Saved entries

|---|

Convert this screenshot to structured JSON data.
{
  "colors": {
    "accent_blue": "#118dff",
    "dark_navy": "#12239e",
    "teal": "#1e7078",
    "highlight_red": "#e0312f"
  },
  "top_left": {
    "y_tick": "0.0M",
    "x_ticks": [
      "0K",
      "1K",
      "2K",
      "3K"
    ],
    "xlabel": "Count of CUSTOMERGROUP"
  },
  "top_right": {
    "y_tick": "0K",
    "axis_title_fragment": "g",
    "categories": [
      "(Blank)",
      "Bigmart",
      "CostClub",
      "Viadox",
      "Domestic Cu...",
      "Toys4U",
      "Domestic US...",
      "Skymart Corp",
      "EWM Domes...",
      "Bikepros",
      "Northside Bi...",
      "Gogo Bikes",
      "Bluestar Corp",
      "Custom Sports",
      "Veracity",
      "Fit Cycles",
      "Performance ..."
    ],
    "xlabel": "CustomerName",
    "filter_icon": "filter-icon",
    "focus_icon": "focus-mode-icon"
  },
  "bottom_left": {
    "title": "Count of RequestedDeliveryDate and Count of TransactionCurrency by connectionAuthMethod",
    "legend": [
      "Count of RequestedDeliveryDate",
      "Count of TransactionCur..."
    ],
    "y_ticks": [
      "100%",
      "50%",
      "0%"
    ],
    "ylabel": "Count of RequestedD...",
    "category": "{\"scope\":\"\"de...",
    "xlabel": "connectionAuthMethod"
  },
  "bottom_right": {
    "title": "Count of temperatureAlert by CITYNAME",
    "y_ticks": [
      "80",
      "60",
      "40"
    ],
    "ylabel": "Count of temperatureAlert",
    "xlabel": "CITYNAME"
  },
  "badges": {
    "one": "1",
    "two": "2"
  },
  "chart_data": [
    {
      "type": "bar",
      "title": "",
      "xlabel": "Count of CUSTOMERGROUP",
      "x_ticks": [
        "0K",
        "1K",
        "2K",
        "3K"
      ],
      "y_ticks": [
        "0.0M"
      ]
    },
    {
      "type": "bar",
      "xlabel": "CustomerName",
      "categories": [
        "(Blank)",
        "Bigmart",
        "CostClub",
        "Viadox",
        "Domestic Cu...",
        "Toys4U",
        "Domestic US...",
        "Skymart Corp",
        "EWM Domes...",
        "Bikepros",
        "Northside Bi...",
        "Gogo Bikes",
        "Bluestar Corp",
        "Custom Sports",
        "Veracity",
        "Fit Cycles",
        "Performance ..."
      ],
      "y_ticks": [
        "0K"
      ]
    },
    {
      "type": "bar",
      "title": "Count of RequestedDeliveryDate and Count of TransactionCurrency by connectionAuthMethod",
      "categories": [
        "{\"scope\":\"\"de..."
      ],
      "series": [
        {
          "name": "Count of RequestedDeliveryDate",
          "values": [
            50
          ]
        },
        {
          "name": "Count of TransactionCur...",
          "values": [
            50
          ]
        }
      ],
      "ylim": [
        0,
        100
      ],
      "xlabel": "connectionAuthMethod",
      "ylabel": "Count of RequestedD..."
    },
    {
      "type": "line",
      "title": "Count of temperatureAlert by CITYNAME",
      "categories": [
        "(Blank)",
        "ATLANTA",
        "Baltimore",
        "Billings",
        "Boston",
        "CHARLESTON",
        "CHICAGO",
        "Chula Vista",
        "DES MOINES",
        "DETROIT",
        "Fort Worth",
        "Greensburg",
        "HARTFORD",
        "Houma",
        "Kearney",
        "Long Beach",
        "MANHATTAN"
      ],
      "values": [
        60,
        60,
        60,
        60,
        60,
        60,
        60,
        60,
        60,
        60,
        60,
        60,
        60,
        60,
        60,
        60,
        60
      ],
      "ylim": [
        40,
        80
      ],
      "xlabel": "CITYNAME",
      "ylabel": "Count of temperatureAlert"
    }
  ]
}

|---|

Problem requirements:
State only how many lines in the material include "temperatureAlert".

Answer to the exercise:
4